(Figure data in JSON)
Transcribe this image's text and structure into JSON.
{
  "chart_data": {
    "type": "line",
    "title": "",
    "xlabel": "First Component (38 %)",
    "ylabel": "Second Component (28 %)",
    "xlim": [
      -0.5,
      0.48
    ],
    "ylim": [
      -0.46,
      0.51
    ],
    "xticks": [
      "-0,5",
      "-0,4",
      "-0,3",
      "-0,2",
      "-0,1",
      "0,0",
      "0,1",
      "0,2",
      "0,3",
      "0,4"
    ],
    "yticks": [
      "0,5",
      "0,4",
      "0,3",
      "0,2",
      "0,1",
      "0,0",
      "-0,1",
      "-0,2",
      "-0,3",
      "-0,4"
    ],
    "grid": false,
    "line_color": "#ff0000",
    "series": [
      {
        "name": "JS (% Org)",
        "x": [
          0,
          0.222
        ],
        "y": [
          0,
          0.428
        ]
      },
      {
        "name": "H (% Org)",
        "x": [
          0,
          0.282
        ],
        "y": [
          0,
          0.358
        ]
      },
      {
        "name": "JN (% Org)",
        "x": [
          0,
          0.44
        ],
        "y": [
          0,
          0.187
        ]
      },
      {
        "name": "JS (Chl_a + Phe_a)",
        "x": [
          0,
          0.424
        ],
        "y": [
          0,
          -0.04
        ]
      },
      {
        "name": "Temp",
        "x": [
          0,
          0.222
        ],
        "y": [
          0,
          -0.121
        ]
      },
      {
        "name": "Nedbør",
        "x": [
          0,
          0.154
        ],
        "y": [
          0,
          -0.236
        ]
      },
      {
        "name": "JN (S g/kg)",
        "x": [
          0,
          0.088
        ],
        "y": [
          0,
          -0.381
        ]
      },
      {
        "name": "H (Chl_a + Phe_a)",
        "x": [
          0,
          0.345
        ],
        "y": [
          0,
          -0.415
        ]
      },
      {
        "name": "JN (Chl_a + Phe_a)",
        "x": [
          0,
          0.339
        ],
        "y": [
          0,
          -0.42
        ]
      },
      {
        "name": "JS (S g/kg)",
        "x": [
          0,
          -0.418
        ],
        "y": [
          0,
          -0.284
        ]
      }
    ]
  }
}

[Given problem]:
Print all of the entries again, exactly as written.

[Correct result]:
Transcribe this image's text and structure into JSON.
{
  "chart_data": {
    "type": "line",
    "title": "",
    "xlabel": "First Component (38 %)",
    "ylabel": "Second Component (28 %)",
    "xlim": [
      -0.5,
      0.48
    ],
    "ylim": [
      -0.46,
      0.51
    ],
    "xticks": [
      "-0,5",
      "-0,4",
      "-0,3",
      "-0,2",
      "-0,1",
      "0,0",
      "0,1",
      "0,2",
      "0,3",
      "0,4"
    ],
    "yticks": [
      "0,5",
      "0,4",
      "0,3",
      "0,2",
      "0,1",
      "0,0",
      "-0,1",
      "-0,2",
      "-0,3",
      "-0,4"
    ],
    "grid": false,
    "line_color": "#ff0000",
    "series": [
      {
        "name": "JS (% Org)",
        "x": [
          0,
          0.222
        ],
        "y": [
          0,
          0.428
        ]
      },
      {
        "name": "H (% Org)",
        "x": [
          0,
          0.282
        ],
        "y": [
          0,
          0.358
        ]
      },
      {
        "name": "JN (% Org)",
        "x": [
          0,
          0.44
        ],
        "y": [
          0,
          0.187
        ]
      },
      {
        "name": "JS (Chl_a + Phe_a)",
        "x": [
          0,
          0.424
        ],
        "y": [
          0,
          -0.04
        ]
      },
      {
        "name": "Temp",
        "x": [
          0,
          0.222
        ],
        "y": [
          0,
          -0.121
        ]
      },
      {
        "name": "Nedbør",
        "x": [
          0,
          0.154
        ],
        "y": [
          0,
          -0.236
        ]
      },
      {
        "name": "JN (S g/kg)",
        "x": [
          0,
          0.088
        ],
        "y": [
          0,
          -0.381
        ]
      },
      {
        "name": "H (Chl_a + Phe_a)",
        "x": [
          0,
          0.345
        ],
        "y": [
          0,
          -0.415
        ]
      },
      {
        "name": "JN (Chl_a + Phe_a)",
        "x": [
          0,
          0.339
        ],
        "y": [
          0,
          -0.42
        ]
      },
      {
        "name": "JS (S g/kg)",
        "x": [
          0,
          -0.418
        ],
        "y": [
          0,
          -0.284
        ]
      }
    ]
  }
}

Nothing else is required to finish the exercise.